- STATED TASK
Locate each line below that includes "values" and reproduce it.

(Chart and figure data)
[Start]

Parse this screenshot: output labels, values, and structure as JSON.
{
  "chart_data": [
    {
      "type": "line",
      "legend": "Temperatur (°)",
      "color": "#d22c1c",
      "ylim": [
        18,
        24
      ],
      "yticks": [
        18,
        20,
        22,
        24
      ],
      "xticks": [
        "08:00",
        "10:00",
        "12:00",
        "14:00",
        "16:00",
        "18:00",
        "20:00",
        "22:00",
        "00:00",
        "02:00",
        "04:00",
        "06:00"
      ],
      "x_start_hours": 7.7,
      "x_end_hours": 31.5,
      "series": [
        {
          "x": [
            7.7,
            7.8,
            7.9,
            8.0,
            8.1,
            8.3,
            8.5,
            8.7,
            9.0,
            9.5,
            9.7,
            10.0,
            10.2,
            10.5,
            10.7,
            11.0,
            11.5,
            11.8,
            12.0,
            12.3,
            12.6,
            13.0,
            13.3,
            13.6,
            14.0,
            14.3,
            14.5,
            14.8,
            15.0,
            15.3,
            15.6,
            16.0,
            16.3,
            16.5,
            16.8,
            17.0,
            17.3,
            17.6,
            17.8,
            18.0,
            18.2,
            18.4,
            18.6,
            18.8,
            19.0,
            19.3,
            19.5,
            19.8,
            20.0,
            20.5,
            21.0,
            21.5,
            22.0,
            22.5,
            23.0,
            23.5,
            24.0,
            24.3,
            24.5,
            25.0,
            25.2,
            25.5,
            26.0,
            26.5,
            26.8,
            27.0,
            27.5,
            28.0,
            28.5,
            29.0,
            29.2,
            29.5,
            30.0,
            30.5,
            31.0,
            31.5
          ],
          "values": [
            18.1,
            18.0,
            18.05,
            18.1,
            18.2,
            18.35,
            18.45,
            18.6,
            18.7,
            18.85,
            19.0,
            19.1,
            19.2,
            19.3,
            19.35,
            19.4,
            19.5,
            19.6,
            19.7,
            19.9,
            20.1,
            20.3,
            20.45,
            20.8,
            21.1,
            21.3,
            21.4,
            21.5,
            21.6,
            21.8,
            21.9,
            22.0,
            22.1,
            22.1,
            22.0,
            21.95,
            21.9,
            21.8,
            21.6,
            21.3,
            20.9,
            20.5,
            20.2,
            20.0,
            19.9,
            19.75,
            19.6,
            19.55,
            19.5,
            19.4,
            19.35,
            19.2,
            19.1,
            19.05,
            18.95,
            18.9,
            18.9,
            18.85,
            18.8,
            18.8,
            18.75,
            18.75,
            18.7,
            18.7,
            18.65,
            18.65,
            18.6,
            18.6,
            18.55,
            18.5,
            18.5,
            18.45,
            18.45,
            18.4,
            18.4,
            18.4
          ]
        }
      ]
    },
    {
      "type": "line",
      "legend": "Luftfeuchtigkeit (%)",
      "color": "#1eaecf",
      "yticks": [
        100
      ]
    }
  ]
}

[End]

- RESULT
Parse this screenshot: output labels, values, and structure as JSON.
          "values": [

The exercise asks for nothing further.